Your task | Reproduce every entry below precisely; do not include the pictures.

------------

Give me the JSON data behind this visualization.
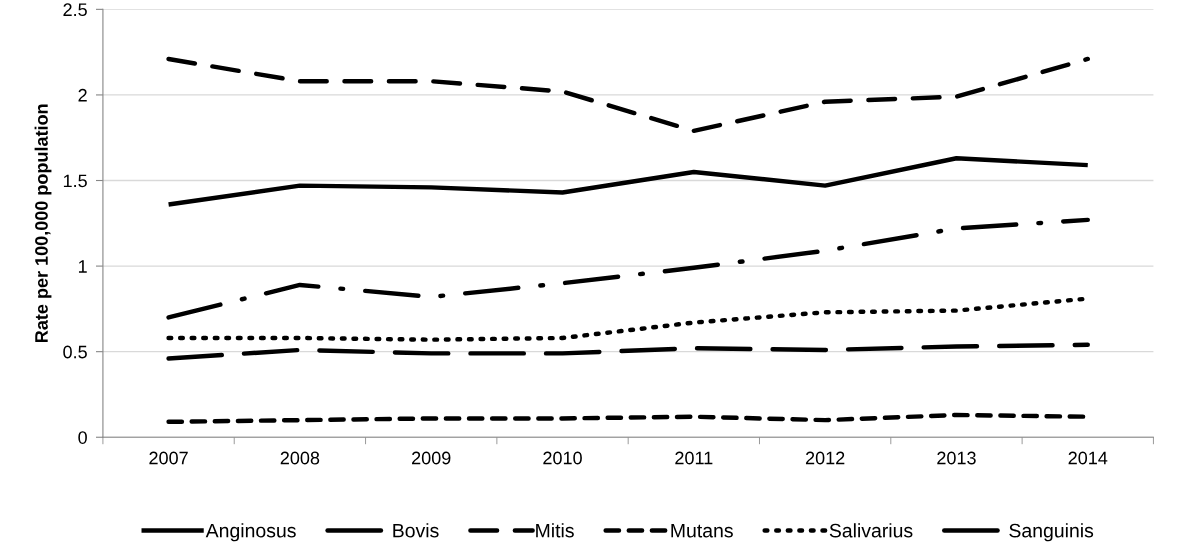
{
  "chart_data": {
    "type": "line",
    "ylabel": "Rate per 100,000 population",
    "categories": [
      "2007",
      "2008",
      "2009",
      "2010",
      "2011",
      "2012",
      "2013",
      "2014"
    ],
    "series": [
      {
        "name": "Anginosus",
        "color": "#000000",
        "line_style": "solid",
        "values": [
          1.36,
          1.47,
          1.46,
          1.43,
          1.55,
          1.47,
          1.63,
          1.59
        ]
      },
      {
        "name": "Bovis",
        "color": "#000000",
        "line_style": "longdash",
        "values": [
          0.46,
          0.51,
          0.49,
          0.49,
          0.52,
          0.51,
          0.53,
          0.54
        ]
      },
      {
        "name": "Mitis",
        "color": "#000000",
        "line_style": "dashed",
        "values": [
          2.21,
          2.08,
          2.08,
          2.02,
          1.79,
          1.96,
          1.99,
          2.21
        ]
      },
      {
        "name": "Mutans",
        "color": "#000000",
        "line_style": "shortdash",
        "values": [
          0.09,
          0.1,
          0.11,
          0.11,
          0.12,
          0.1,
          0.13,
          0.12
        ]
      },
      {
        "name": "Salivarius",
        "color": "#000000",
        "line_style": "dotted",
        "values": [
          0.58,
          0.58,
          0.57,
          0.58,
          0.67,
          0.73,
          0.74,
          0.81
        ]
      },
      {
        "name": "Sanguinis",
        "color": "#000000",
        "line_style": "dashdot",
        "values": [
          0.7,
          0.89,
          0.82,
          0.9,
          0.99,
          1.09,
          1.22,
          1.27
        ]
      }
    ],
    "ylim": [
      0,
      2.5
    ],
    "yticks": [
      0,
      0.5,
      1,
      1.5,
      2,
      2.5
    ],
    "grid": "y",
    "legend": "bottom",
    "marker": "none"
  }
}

------------

Answer to the exercise |
Give me the JSON data behind this visualization.
{
  "chart_data": {
    "type": "line",
    "ylabel": "Rate per 100,000 population",
    "categories": [
      "2007",
      "2008",
      "2009",
      "2010",
      "2011",
      "2012",
      "2013",
      "2014"
    ],
    "series": [
      {
        "name": "Anginosus",
        "color": "#000000",
        "line_style": "solid",
        "values": [
          1.36,
          1.47,
          1.46,
          1.43,
          1.55,
          1.47,
          1.63,
          1.59
        ]
      },
      {
        "name": "Bovis",
        "color": "#000000",
        "line_style": "longdash",
        "values": [
          0.46,
          0.51,
          0.49,
          0.49,
          0.52,
          0.51,
          0.53,
          0.54
        ]
      },
      {
        "name": "Mitis",
        "color": "#000000",
        "line_style": "dashed",
        "values": [
          2.21,
          2.08,
          2.08,
          2.02,
          1.79,
          1.96,
          1.99,
          2.21
        ]
      },
      {
        "name": "Mutans",
        "color": "#000000",
        "line_style": "shortdash",
        "values": [
          0.09,
          0.1,
          0.11,
          0.11,
          0.12,
          0.1,
          0.13,
          0.12
        ]
      },
      {
        "name": "Salivarius",
        "color": "#000000",
        "line_style": "dotted",
        "values": [
          0.58,
          0.58,
          0.57,
          0.58,
          0.67,
          0.73,
          0.74,
          0.81
        ]
      },
      {
        "name": "Sanguinis",
        "color": "#000000",
        "line_style": "dashdot",
        "values": [
          0.7,
          0.89,
          0.82,
          0.9,
          0.99,
          1.09,
          1.22,
          1.27
        ]
      }
    ],
    "ylim": [
      0,
      2.5
    ],
    "yticks": [
      0,
      0.5,
      1,
      1.5,
      2,
      2.5
    ],
    "grid": "y",
    "legend": "bottom",
    "marker": "none"
  }
}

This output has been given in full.